**AIM OF THE TASK:**
Return the full material exactly.

─── RECORDS PROVIDED ───

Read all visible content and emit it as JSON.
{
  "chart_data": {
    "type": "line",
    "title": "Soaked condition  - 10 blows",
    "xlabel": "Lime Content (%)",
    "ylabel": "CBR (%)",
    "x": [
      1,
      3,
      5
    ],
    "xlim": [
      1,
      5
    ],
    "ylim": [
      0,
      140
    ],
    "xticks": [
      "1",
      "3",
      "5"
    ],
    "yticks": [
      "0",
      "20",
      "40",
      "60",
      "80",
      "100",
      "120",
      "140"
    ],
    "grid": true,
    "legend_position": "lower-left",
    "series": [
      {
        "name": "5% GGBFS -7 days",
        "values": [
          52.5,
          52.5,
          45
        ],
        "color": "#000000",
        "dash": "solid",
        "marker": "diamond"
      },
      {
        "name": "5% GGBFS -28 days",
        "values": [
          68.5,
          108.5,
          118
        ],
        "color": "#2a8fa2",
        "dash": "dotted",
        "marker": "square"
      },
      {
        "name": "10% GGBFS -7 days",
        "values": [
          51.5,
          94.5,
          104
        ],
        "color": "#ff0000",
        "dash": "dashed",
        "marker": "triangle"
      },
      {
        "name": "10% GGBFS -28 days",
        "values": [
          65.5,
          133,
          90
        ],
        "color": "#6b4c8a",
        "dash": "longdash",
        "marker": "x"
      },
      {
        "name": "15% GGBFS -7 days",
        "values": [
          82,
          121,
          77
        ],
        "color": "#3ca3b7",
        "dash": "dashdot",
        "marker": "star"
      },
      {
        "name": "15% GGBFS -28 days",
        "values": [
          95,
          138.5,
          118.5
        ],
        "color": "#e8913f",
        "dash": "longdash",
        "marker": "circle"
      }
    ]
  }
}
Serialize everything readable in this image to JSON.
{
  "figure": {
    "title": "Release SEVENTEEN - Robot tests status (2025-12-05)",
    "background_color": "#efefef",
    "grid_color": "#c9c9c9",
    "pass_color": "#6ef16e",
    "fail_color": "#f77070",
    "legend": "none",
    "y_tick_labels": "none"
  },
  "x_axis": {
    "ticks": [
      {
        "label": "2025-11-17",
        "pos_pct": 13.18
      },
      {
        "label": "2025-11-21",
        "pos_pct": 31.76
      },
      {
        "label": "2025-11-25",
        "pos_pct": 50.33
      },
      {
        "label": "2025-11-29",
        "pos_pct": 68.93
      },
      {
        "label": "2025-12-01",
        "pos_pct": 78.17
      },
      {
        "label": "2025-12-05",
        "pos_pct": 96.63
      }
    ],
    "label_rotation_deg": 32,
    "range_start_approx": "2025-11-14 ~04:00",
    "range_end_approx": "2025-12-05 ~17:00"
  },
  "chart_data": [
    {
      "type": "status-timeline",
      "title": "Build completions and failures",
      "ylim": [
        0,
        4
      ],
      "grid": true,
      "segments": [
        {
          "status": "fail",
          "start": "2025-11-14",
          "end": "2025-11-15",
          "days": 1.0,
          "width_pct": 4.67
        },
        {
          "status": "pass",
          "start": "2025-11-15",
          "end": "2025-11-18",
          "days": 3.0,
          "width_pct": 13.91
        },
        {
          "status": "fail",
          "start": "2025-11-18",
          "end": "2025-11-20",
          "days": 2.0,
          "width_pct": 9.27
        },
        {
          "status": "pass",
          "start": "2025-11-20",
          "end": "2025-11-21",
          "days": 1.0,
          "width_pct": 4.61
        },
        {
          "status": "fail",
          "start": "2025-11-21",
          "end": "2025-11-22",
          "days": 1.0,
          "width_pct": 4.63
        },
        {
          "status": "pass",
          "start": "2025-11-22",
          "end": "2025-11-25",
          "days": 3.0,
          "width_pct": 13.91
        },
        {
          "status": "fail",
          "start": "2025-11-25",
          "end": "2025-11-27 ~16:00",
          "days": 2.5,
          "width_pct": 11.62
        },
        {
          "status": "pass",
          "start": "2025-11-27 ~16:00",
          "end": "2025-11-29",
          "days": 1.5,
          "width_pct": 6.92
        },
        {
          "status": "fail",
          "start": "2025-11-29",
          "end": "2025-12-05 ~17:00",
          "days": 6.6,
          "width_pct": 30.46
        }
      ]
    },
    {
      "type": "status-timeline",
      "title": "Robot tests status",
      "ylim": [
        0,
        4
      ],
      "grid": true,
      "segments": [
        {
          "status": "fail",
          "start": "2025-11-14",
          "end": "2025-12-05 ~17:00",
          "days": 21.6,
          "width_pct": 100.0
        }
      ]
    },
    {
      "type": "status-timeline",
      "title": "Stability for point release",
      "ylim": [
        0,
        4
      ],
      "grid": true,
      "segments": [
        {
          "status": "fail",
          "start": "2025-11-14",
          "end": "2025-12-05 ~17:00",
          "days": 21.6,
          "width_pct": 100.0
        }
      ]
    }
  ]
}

───

**IN RESPONSE:**
Read all visible content and emit it as JSON.
{
  "chart_data": {
    "type": "line",
    "title": "Soaked condition  - 10 blows",
    "xlabel": "Lime Content (%)",
    "ylabel": "CBR (%)",
    "x": [
      1,
      3,
      5
    ],
    "xlim": [
      1,
      5
    ],
    "ylim": [
      0,
      140
    ],
    "xticks": [
      "1",
      "3",
      "5"
    ],
    "yticks": [
      "0",
      "20",
      "40",
      "60",
      "80",
      "100",
      "120",
      "140"
    ],
    "grid": true,
    "legend_position": "lower-left",
    "series": [
      {
        "name": "5% GGBFS -7 days",
        "values": [
          52.5,
          52.5,
          45
        ],
        "color": "#000000",
        "dash": "solid",
        "marker": "diamond"
      },
      {
        "name": "5% GGBFS -28 days",
        "values": [
          68.5,
          108.5,
          118
        ],
        "color": "#2a8fa2",
        "dash": "dotted",
        "marker": "square"
      },
      {
        "name": "10% GGBFS -7 days",
        "values": [
          51.5,
          94.5,
          104
        ],
        "color": "#ff0000",
        "dash": "dashed",
        "marker": "triangle"
      },
      {
        "name": "10% GGBFS -28 days",
        "values": [
          65.5,
          133,
          90
        ],
        "color": "#6b4c8a",
        "dash": "longdash",
        "marker": "x"
      },
      {
        "name": "15% GGBFS -7 days",
        "values": [
          82,
          121,
          77
        ],
        "color": "#3ca3b7",
        "dash": "dashdot",
        "marker": "star"
      },
      {
        "name": "15% GGBFS -28 days",
        "values": [
          95,
          138.5,
          118.5
        ],
        "color": "#e8913f",
        "dash": "longdash",
        "marker": "circle"
      }
    ]
  }
}
Serialize everything readable in this image to JSON.
{
  "figure": {
    "title": "Release SEVENTEEN - Robot tests status (2025-12-05)",
    "background_color": "#efefef",
    "grid_color": "#c9c9c9",
    "pass_color": "#6ef16e",
    "fail_color": "#f77070",
    "legend": "none",
    "y_tick_labels": "none"
  },
  "x_axis": {
    "ticks": [
      {
        "label": "2025-11-17",
        "pos_pct": 13.18
      },
      {
        "label": "2025-11-21",
        "pos_pct": 31.76
      },
      {
        "label": "2025-11-25",
        "pos_pct": 50.33
      },
      {
        "label": "2025-11-29",
        "pos_pct": 68.93
      },
      {
        "label": "2025-12-01",
        "pos_pct": 78.17
      },
      {
        "label": "2025-12-05",
        "pos_pct": 96.63
      }
    ],
    "label_rotation_deg": 32,
    "range_start_approx": "2025-11-14 ~04:00",
    "range_end_approx": "2025-12-05 ~17:00"
  },
  "chart_data": [
    {
      "type": "status-timeline",
      "title": "Build completions and failures",
      "ylim": [
        0,
        4
      ],
      "grid": true,
      "segments": [
        {
          "status": "fail",
          "start": "2025-11-14",
          "end": "2025-11-15",
          "days": 1.0,
          "width_pct": 4.67
        },
        {
          "status": "pass",
          "start": "2025-11-15",
          "end": "2025-11-18",
          "days": 3.0,
          "width_pct": 13.91
        },
        {
          "status": "fail",
          "start": "2025-11-18",
          "end": "2025-11-20",
          "days": 2.0,
          "width_pct": 9.27
        },
        {
          "status": "pass",
          "start": "2025-11-20",
          "end": "2025-11-21",
          "days": 1.0,
          "width_pct": 4.61
        },
        {
          "status": "fail",
          "start": "2025-11-21",
          "end": "2025-11-22",
          "days": 1.0,
          "width_pct": 4.63
        },
        {
          "status": "pass",
          "start": "2025-11-22",
          "end": "2025-11-25",
          "days": 3.0,
          "width_pct": 13.91
        },
        {
          "status": "fail",
          "start": "2025-11-25",
          "end": "2025-11-27 ~16:00",
          "days": 2.5,
          "width_pct": 11.62
        },
        {
          "status": "pass",
          "start": "2025-11-27 ~16:00",
          "end": "2025-11-29",
          "days": 1.5,
          "width_pct": 6.92
        },
        {
          "status": "fail",
          "start": "2025-11-29",
          "end": "2025-12-05 ~17:00",
          "days": 6.6,
          "width_pct": 30.46
        }
      ]
    },
    {
      "type": "status-timeline",
      "title": "Robot tests status",
      "ylim": [
        0,
        4
      ],
      "grid": true,
      "segments": [
        {
          "status": "fail",
          "start": "2025-11-14",
          "end": "2025-12-05 ~17:00",
          "days": 21.6,
          "width_pct": 100.0
        }
      ]
    },
    {
      "type": "status-timeline",
      "title": "Stability for point release",
      "ylim": [
        0,
        4
      ],
      "grid": true,
      "segments": [
        {
          "status": "fail",
          "start": "2025-11-14",
          "end": "2025-12-05 ~17:00",
          "days": 21.6,
          "width_pct": 100.0
        }
      ]
    }
  ]
}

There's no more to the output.